__What is expected__
Work out how many lines of the listing hold the string "State". Answer with that number alone.
====== Entries supplied
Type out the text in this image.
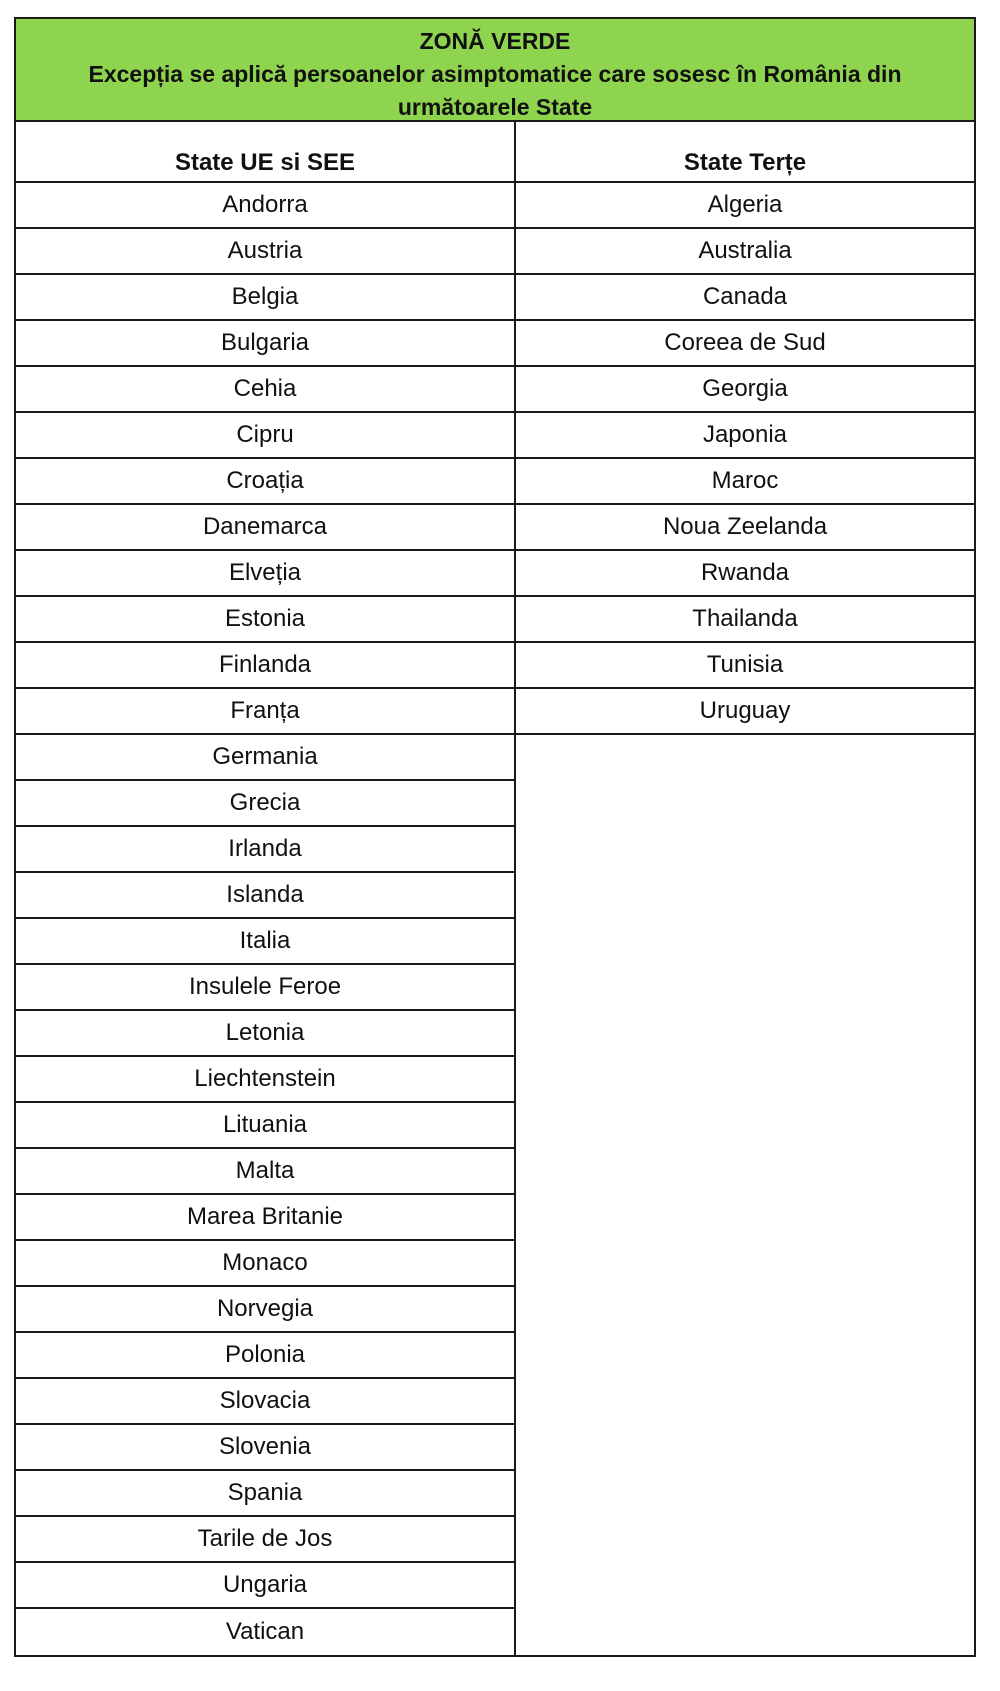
ZONĂ VERDE
Excepția se aplică persoanelor asimptomatice care sosesc în România din
următoarele State
State UE si SEE
Andorra
Austria
Belgia
Bulgaria
Cehia
Cipru
Croația
Danemarca
Elveția
Estonia
Finlanda
Franța
Germania
Grecia
Irlanda
Islanda
Italia
Insulele Feroe
Letonia
Liechtenstein
Lituania
Malta
Marea Britanie
Monaco
Norvegia
Polonia
Slovacia
Slovenia
Spania
Tarile de Jos
Ungaria
Vatican
State Terțe
Algeria
Australia
Canada
Coreea de Sud
Georgia
Japonia
Maroc
Noua Zeelanda
Rwanda
Thailanda
Tunisia
Uruguay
============
__Exercise solution__
3